→ **Required work**
Bring together all lines of the material below that contain the string "title".

→ **Provided records**
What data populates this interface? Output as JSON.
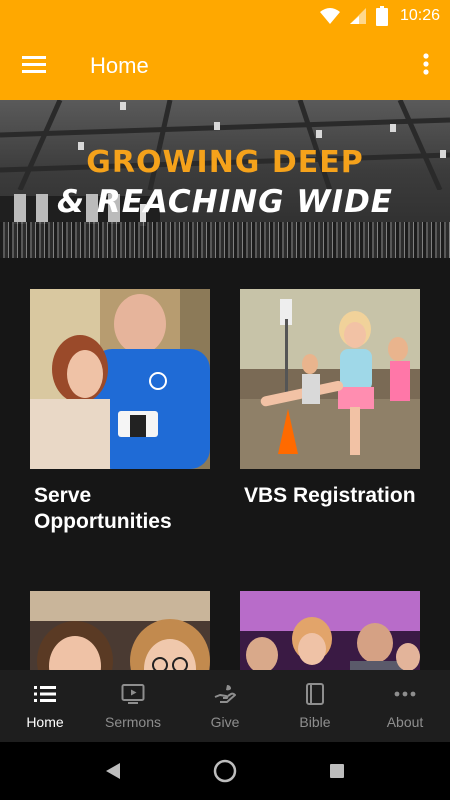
{
  "status": {
    "time": "10:26"
  },
  "app_bar": {
    "title": "Home"
  },
  "hero": {
    "line1": "GROWING DEEP",
    "line2": "& REACHING WIDE"
  },
  "cards": [
    {
      "title": "Serve Opportunities"
    },
    {
      "title": "VBS Registration"
    }
  ],
  "bottom_nav": {
    "items": [
      {
        "label": "Home",
        "icon": "list-icon",
        "active": true
      },
      {
        "label": "Sermons",
        "icon": "tv-play-icon"
      },
      {
        "label": "Give",
        "icon": "giving-hand-icon"
      },
      {
        "label": "Bible",
        "icon": "book-icon"
      },
      {
        "label": "About",
        "icon": "more-dots-icon"
      }
    ]
  },
  "colors": {
    "accent": "#ffa800",
    "background": "#161616",
    "nav_background": "#1e1e1e",
    "hero_text": "#f5a21b"
  }
}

→ **Complete output**
    "title": "Home"
      "title": "Serve Opportunities"
      "title": "VBS Registration"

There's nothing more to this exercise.